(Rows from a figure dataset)
Start

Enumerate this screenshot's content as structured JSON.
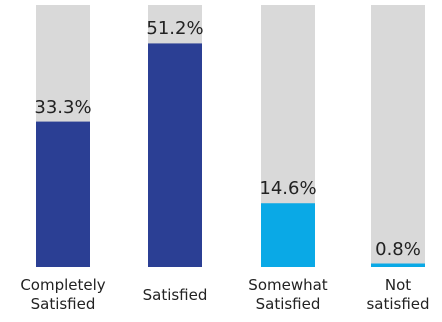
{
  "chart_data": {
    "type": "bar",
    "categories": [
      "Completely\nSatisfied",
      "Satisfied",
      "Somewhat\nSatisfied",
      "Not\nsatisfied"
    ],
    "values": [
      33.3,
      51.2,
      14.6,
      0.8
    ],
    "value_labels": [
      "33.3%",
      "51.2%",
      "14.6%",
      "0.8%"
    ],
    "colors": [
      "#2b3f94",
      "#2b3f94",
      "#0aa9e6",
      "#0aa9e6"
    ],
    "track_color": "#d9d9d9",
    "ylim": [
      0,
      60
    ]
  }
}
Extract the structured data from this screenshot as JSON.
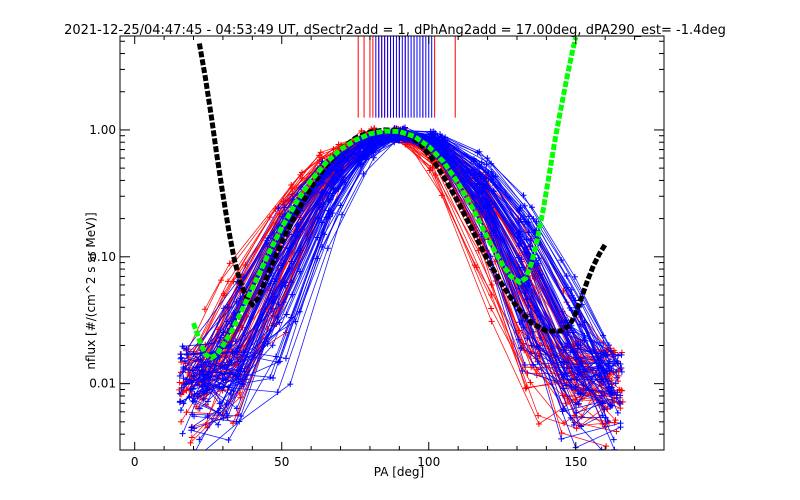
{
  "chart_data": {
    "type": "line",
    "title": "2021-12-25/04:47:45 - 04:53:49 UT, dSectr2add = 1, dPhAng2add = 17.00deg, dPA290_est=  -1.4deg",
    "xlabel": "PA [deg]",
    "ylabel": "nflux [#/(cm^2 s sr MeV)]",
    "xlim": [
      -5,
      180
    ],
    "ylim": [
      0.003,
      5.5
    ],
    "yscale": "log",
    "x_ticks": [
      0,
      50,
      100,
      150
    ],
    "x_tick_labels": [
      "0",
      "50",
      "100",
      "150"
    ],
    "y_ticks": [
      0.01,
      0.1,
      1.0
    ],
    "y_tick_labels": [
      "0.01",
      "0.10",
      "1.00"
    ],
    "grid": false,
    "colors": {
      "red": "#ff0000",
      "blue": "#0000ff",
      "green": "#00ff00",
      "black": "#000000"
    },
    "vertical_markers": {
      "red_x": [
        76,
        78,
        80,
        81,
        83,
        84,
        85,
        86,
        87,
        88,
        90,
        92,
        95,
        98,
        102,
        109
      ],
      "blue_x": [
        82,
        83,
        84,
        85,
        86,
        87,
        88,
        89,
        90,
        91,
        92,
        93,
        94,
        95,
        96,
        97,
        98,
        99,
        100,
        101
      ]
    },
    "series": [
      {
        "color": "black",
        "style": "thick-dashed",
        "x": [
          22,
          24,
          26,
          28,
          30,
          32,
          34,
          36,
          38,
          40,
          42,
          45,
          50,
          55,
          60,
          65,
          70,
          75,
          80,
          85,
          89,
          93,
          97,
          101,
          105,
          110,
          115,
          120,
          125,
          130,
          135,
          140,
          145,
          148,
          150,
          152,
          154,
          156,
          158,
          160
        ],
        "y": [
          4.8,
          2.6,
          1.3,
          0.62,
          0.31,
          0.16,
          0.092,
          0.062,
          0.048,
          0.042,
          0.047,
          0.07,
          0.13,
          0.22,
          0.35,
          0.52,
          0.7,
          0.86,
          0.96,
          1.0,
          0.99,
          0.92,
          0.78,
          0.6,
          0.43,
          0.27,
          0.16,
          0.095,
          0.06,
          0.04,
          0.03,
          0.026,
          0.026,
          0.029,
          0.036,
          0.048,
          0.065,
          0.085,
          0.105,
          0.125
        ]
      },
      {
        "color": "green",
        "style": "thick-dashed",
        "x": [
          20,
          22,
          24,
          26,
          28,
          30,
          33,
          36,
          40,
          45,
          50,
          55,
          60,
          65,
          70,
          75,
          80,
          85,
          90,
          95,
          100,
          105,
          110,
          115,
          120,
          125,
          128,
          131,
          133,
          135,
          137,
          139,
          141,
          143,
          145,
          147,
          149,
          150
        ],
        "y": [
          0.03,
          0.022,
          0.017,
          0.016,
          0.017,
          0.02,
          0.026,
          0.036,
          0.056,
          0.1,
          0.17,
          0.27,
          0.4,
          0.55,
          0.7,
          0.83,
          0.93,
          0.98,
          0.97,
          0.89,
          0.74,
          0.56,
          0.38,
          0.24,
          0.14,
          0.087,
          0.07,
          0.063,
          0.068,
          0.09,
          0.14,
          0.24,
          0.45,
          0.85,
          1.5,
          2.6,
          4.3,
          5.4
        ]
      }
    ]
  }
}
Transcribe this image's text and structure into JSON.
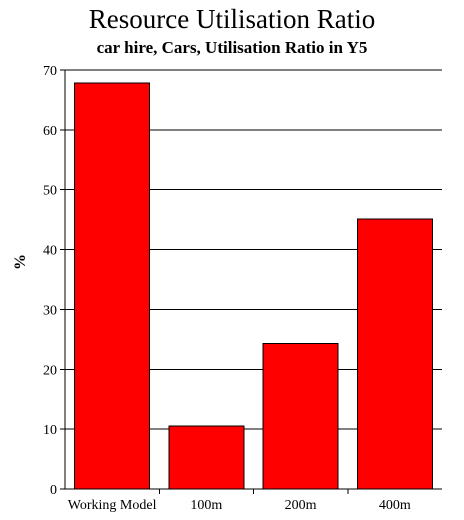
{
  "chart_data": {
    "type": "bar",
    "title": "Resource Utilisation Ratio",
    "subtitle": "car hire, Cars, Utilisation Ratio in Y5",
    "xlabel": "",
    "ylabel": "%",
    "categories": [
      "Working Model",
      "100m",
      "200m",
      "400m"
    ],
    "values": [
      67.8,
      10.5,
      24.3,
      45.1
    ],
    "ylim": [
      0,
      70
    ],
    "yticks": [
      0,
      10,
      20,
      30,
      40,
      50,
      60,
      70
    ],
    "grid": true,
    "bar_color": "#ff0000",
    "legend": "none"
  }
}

End

→ **What the task requires**
Write every entry out again exactly, dropping the pictures.

→ **Task response**
Enumerate this screenshot's content as structured JSON.
{
  "chart_data": {
    "type": "bar",
    "categories": [
      "Completely\nSatisfied",
      "Satisfied",
      "Somewhat\nSatisfied",
      "Not\nsatisfied"
    ],
    "values": [
      33.3,
      51.2,
      14.6,
      0.8
    ],
    "value_labels": [
      "33.3%",
      "51.2%",
      "14.6%",
      "0.8%"
    ],
    "colors": [
      "#2b3f94",
      "#2b3f94",
      "#0aa9e6",
      "#0aa9e6"
    ],
    "track_color": "#d9d9d9",
    "ylim": [
      0,
      60
    ]
  }
}
Extract the structured data from this screenshot as JSON.
{
  "chart_data": {
    "type": "line",
    "title": "2021-12-25/04:47:45 - 04:53:49 UT, dSectr2add = 1, dPhAng2add = 17.00deg, dPA290_est=  -1.4deg",
    "xlabel": "PA [deg]",
    "ylabel": "nflux [#/(cm^2 s sr MeV)]",
    "xlim": [
      -5,
      180
    ],
    "ylim": [
      0.003,
      5.5
    ],
    "yscale": "log",
    "x_ticks": [
      0,
      50,
      100,
      150
    ],
    "x_tick_labels": [
      "0",
      "50",
      "100",
      "150"
    ],
    "y_ticks": [
      0.01,
      0.1,
      1.0
    ],
    "y_tick_labels": [
      "0.01",
      "0.10",
      "1.00"
    ],
    "grid": false,
    "colors": {
      "red": "#ff0000",
      "blue": "#0000ff",
      "green": "#00ff00",
      "black": "#000000"
    },
    "vertical_markers": {
      "red_x": [
        76,
        78,
        80,
        81,
        83,
        84,
        85,
        86,
        87,
        88,
        90,
        92,
        95,
        98,
        102,
        109
      ],
      "blue_x": [
        82,
        83,
        84,
        85,
        86,
        87,
        88,
        89,
        90,
        91,
        92,
        93,
        94,
        95,
        96,
        97,
        98,
        99,
        100,
        101
      ]
    },
    "series": [
      {
        "color": "black",
        "style": "thick-dashed",
        "x": [
          22,
          24,
          26,
          28,
          30,
          32,
          34,
          36,
          38,
          40,
          42,
          45,
          50,
          55,
          60,
          65,
          70,
          75,
          80,
          85,
          89,
          93,
          97,
          101,
          105,
          110,
          115,
          120,
          125,
          130,
          135,
          140,
          145,
          148,
          150,
          152,
          154,
          156,
          158,
          160
        ],
        "y": [
          4.8,
          2.6,
          1.3,
          0.62,
          0.31,
          0.16,
          0.092,
          0.062,
          0.048,
          0.042,
          0.047,
          0.07,
          0.13,
          0.22,
          0.35,
          0.52,
          0.7,
          0.86,
          0.96,
          1.0,
          0.99,
          0.92,
          0.78,
          0.6,
          0.43,
          0.27,
          0.16,
          0.095,
          0.06,
          0.04,
          0.03,
          0.026,
          0.026,
          0.029,
          0.036,
          0.048,
          0.065,
          0.085,
          0.105,
          0.125
        ]
      },
      {
        "color": "green",
        "style": "thick-dashed",
        "x": [
          20,
          22,
          24,
          26,
          28,
          30,
          33,
          36,
          40,
          45,
          50,
          55,
          60,
          65,
          70,
          75,
          80,
          85,
          90,
          95,
          100,
          105,
          110,
          115,
          120,
          125,
          128,
          131,
          133,
          135,
          137,
          139,
          141,
          143,
          145,
          147,
          149,
          150
        ],
        "y": [
          0.03,
          0.022,
          0.017,
          0.016,
          0.017,
          0.02,
          0.026,
          0.036,
          0.056,
          0.1,
          0.17,
          0.27,
          0.4,
          0.55,
          0.7,
          0.83,
          0.93,
          0.98,
          0.97,
          0.89,
          0.74,
          0.56,
          0.38,
          0.24,
          0.14,
          0.087,
          0.07,
          0.063,
          0.068,
          0.09,
          0.14,
          0.24,
          0.45,
          0.85,
          1.5,
          2.6,
          4.3,
          5.4
        ]
      }
    ]
  }
}
Transcribe this image's text and structure into JSON.
{
  "chart_data": {
    "type": "bar",
    "title": "Resource Utilisation Ratio",
    "subtitle": "car hire, Cars, Utilisation Ratio in Y5",
    "xlabel": "",
    "ylabel": "%",
    "categories": [
      "Working Model",
      "100m",
      "200m",
      "400m"
    ],
    "values": [
      67.8,
      10.5,
      24.3,
      45.1
    ],
    "ylim": [
      0,
      70
    ],
    "yticks": [
      0,
      10,
      20,
      30,
      40,
      50,
      60,
      70
    ],
    "grid": true,
    "bar_color": "#ff0000",
    "legend": "none"
  }
}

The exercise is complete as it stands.